Exercise — Without the pictures, can you quote each line below exactly?
---------- Provided records
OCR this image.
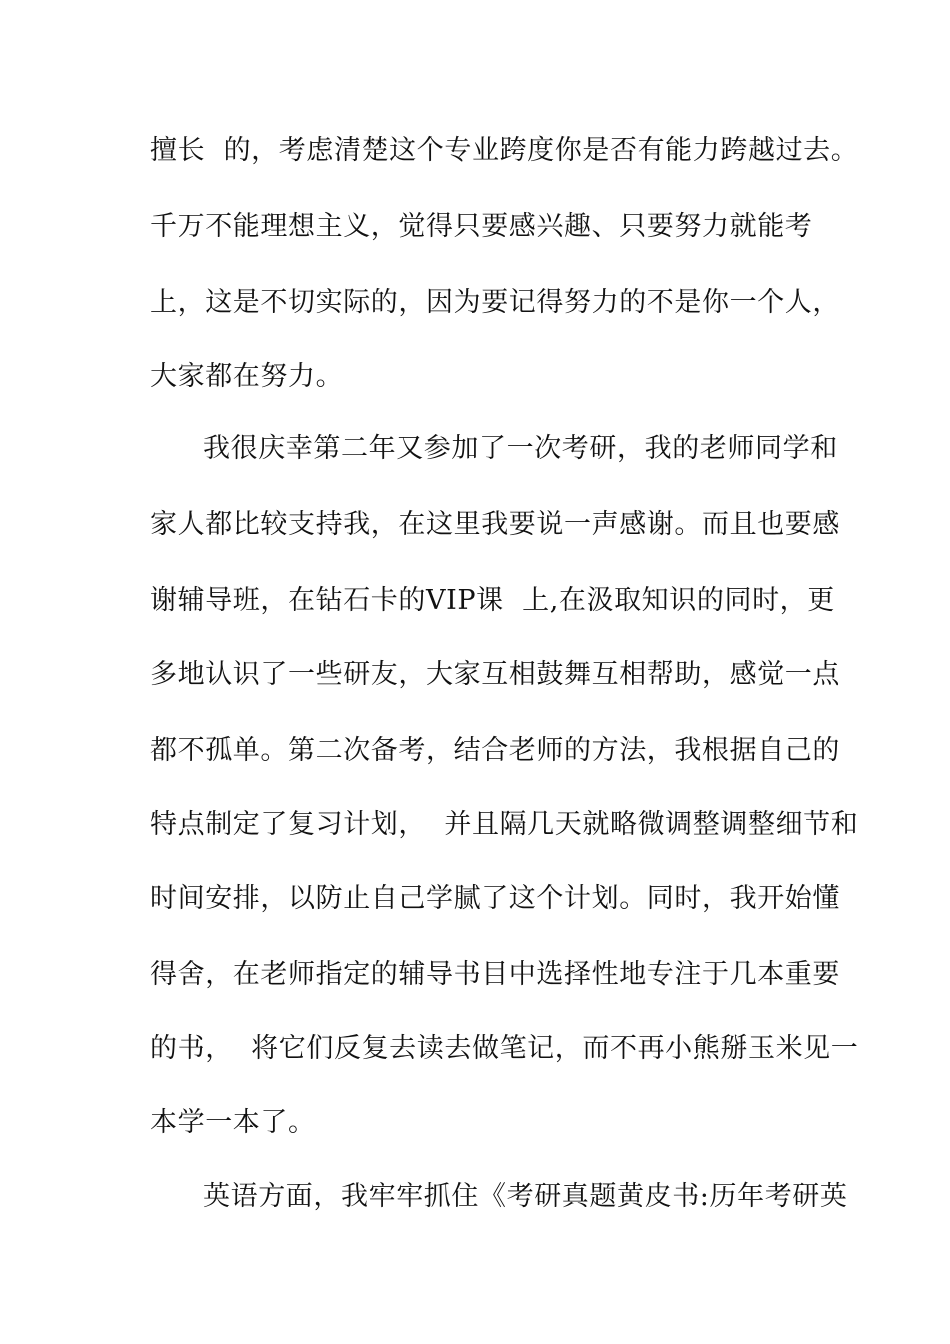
擅长  的，考虑清楚这个专业跨度你是否有能力跨越过去。
千万不能理想主义，觉得只要感兴趣、只要努力就能考
上，这是不切实际的，因为要记得努力的不是你一个人，
大家都在努力。
我很庆幸第二年又参加了一次考研，我的老师同学和
家人都比较支持我，在这里我要说一声感谢。而且也要感
谢辅导班，在钻石卡的VIP课  上,在汲取知识的同时，更
多地认识了一些研友，大家互相鼓舞互相帮助，感觉一点
都不孤单。第二次备考，结合老师的方法，我根据自己的
特点制定了复习计划，  并且隔几天就略微调整调整细节和
时间安排，以防止自己学腻了这个计划。同时，我开始懂
得舍，在老师指定的辅导书目中选择性地专注于几本重要
的书，  将它们反复去读去做笔记，而不再小熊掰玉米见一
本学一本了。
英语方面，我牢牢抓住《考研真题黄皮书:历年考研英
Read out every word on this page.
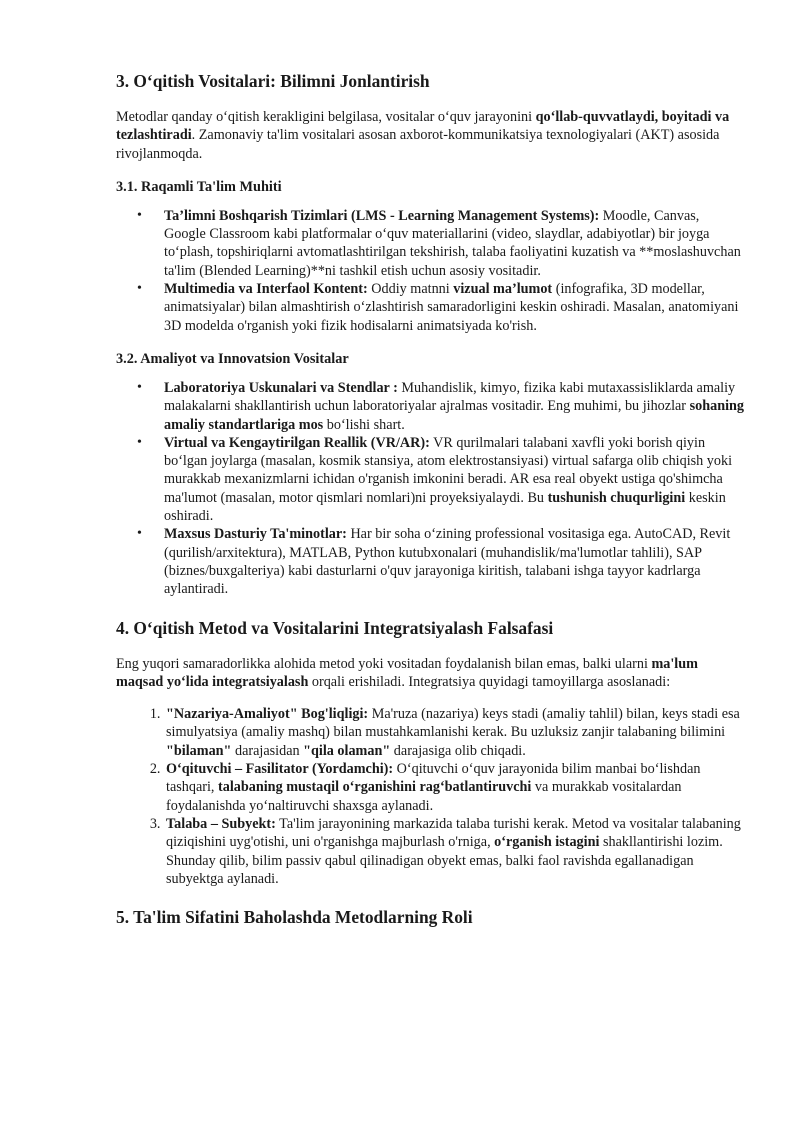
3. O‘qitish Vositalari: Bilimni Jonlantirish

Metodlar qanday o‘qitish kerakligini belgilasa, vositalar o‘quv jarayonini qo‘llab-quvvatlaydi, boyitadi va tezlashtiradi. Zamonaviy ta'lim vositalari asosan axborot-kommunikatsiya texnologiyalari (AKT) asosida rivojlanmoqda.

3.1. Raqamli Ta'lim Muhiti
• Ta’limni Boshqarish Tizimlari (LMS - Learning Management Systems): Moodle, Canvas, Google Classroom kabi platformalar o‘quv materiallarini (video, slaydlar, adabiyotlar) bir joyga to‘plash, topshiriqlarni avtomatlashtirilgan tekshirish, talaba faoliyatini kuzatish va **moslashuvchan ta'lim (Blended Learning)**ni tashkil etish uchun asosiy vositadir.
• Multimedia va Interfaol Kontent: Oddiy matnni vizual ma’lumot (infografika, 3D modellar, animatsiyalar) bilan almashtirish o‘zlashtirish samaradorligini keskin oshiradi. Masalan, anatomiyani 3D modelda o'rganish yoki fizik hodisalarni animatsiyada ko'rish.
3.2. Amaliyot va Innovatsion Vositalar
• Laboratoriya Uskunalari va Stendlar : Muhandislik, kimyo, fizika kabi mutaxassisliklarda amaliy malakalarni shakllantirish uchun laboratoriyalar ajralmas vositadir. Eng muhimi, bu jihozlar sohaning amaliy standartlariga mos bo‘lishi shart.
• Virtual va Kengaytirilgan Reallik (VR/AR): VR qurilmalari talabani xavfli yoki borish qiyin bo‘lgan joylarga (masalan, kosmik stansiya, atom elektrostansiyasi) virtual safarga olib chiqish yoki murakkab mexanizmlarni ichidan o'rganish imkonini beradi. AR esa real obyekt ustiga qo'shimcha ma'lumot (masalan, motor qismlari nomlari)ni proyeksiyalaydi. Bu tushunish chuqurligini keskin oshiradi.
• Maxsus Dasturiy Ta'minotlar: Har bir soha o‘zining professional vositasiga ega. AutoCAD, Revit (qurilish/arxitektura), MATLAB, Python kutubxonalari (muhandislik/ma'lumotlar tahlili), SAP (biznes/buxgalteriya) kabi dasturlarni o'quv jarayoniga kiritish, talabani ishga tayyor kadrlarga aylantiradi.
4. O‘qitish Metod va Vositalarini Integratsiyalash Falsafasi

Eng yuqori samaradorlikka alohida metod yoki vositadan foydalanish bilan emas, balki ularni ma'lum maqsad yo‘lida integratsiyalash orqali erishiladi. Integratsiya quyidagi tamoyillarga asoslanadi:

1. "Nazariya-Amaliyot" Bog'liqligi: Ma'ruza (nazariya) keys stadi (amaliy tahlil) bilan, keys stadi esa simulyatsiya (amaliy mashq) bilan mustahkamlanishi kerak. Bu uzluksiz zanjir talabaning bilimini "bilaman" darajasidan "qila olaman" darajasiga olib chiqadi.
2. O‘qituvchi – Fasilitator (Yordamchi): O‘qituvchi o‘quv jarayonida bilim manbai bo‘lishdan tashqari, talabaning mustaqil o‘rganishini rag‘batlantiruvchi va murakkab vositalardan foydalanishda yo‘naltiruvchi shaxsga aylanadi.
3. Talaba – Subyekt: Ta'lim jarayonining markazida talaba turishi kerak. Metod va vositalar talabaning qiziqishini uyg'otishi, uni o'rganishga majburlash o'rniga, o‘rganish istagini shakllantirishi lozim. Shunday qilib, bilim passiv qabul qilinadigan obyekt emas, balki faol ravishda egallanadigan subyektga aylanadi.
5. Ta'lim Sifatini Baholashda Metodlarning Roli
--------------------
Solution to this problem —
OCR this image.
擅长  的，考虑清楚这个专业跨度你是否有能力跨越过去。
千万不能理想主义，觉得只要感兴趣、只要努力就能考
上，这是不切实际的，因为要记得努力的不是你一个人，
大家都在努力。
我很庆幸第二年又参加了一次考研，我的老师同学和
家人都比较支持我，在这里我要说一声感谢。而且也要感
谢辅导班，在钻石卡的VIP课  上,在汲取知识的同时，更
多地认识了一些研友，大家互相鼓舞互相帮助，感觉一点
都不孤单。第二次备考，结合老师的方法，我根据自己的
特点制定了复习计划，  并且隔几天就略微调整调整细节和
时间安排，以防止自己学腻了这个计划。同时，我开始懂
得舍，在老师指定的辅导书目中选择性地专注于几本重要
的书，  将它们反复去读去做笔记，而不再小熊掰玉米见一
本学一本了。
英语方面，我牢牢抓住《考研真题黄皮书:历年考研英
Read out every word on this page.
3. O‘qitish Vositalari: Bilimni Jonlantirish

Metodlar qanday o‘qitish kerakligini belgilasa, vositalar o‘quv jarayonini qo‘llab-quvvatlaydi, boyitadi va tezlashtiradi. Zamonaviy ta'lim vositalari asosan axborot-kommunikatsiya texnologiyalari (AKT) asosida rivojlanmoqda.

3.1. Raqamli Ta'lim Muhiti
• Ta’limni Boshqarish Tizimlari (LMS - Learning Management Systems): Moodle, Canvas, Google Classroom kabi platformalar o‘quv materiallarini (video, slaydlar, adabiyotlar) bir joyga to‘plash, topshiriqlarni avtomatlashtirilgan tekshirish, talaba faoliyatini kuzatish va **moslashuvchan ta'lim (Blended Learning)**ni tashkil etish uchun asosiy vositadir.
• Multimedia va Interfaol Kontent: Oddiy matnni vizual ma’lumot (infografika, 3D modellar, animatsiyalar) bilan almashtirish o‘zlashtirish samaradorligini keskin oshiradi. Masalan, anatomiyani 3D modelda o'rganish yoki fizik hodisalarni animatsiyada ko'rish.
3.2. Amaliyot va Innovatsion Vositalar
• Laboratoriya Uskunalari va Stendlar : Muhandislik, kimyo, fizika kabi mutaxassisliklarda amaliy malakalarni shakllantirish uchun laboratoriyalar ajralmas vositadir. Eng muhimi, bu jihozlar sohaning amaliy standartlariga mos bo‘lishi shart.
• Virtual va Kengaytirilgan Reallik (VR/AR): VR qurilmalari talabani xavfli yoki borish qiyin bo‘lgan joylarga (masalan, kosmik stansiya, atom elektrostansiyasi) virtual safarga olib chiqish yoki murakkab mexanizmlarni ichidan o'rganish imkonini beradi. AR esa real obyekt ustiga qo'shimcha ma'lumot (masalan, motor qismlari nomlari)ni proyeksiyalaydi. Bu tushunish chuqurligini keskin oshiradi.
• Maxsus Dasturiy Ta'minotlar: Har bir soha o‘zining professional vositasiga ega. AutoCAD, Revit (qurilish/arxitektura), MATLAB, Python kutubxonalari (muhandislik/ma'lumotlar tahlili), SAP (biznes/buxgalteriya) kabi dasturlarni o'quv jarayoniga kiritish, talabani ishga tayyor kadrlarga aylantiradi.
4. O‘qitish Metod va Vositalarini Integratsiyalash Falsafasi

Eng yuqori samaradorlikka alohida metod yoki vositadan foydalanish bilan emas, balki ularni ma'lum maqsad yo‘lida integratsiyalash orqali erishiladi. Integratsiya quyidagi tamoyillarga asoslanadi:

1. "Nazariya-Amaliyot" Bog'liqligi: Ma'ruza (nazariya) keys stadi (amaliy tahlil) bilan, keys stadi esa simulyatsiya (amaliy mashq) bilan mustahkamlanishi kerak. Bu uzluksiz zanjir talabaning bilimini "bilaman" darajasidan "qila olaman" darajasiga olib chiqadi.
2. O‘qituvchi – Fasilitator (Yordamchi): O‘qituvchi o‘quv jarayonida bilim manbai bo‘lishdan tashqari, talabaning mustaqil o‘rganishini rag‘batlantiruvchi va murakkab vositalardan foydalanishda yo‘naltiruvchi shaxsga aylanadi.
3. Talaba – Subyekt: Ta'lim jarayonining markazida talaba turishi kerak. Metod va vositalar talabaning qiziqishini uyg'otishi, uni o'rganishga majburlash o'rniga, o‘rganish istagini shakllantirishi lozim. Shunday qilib, bilim passiv qabul qilinadigan obyekt emas, balki faol ravishda egallanadigan subyektga aylanadi.
5. Ta'lim Sifatini Baholashda Metodlarning Roli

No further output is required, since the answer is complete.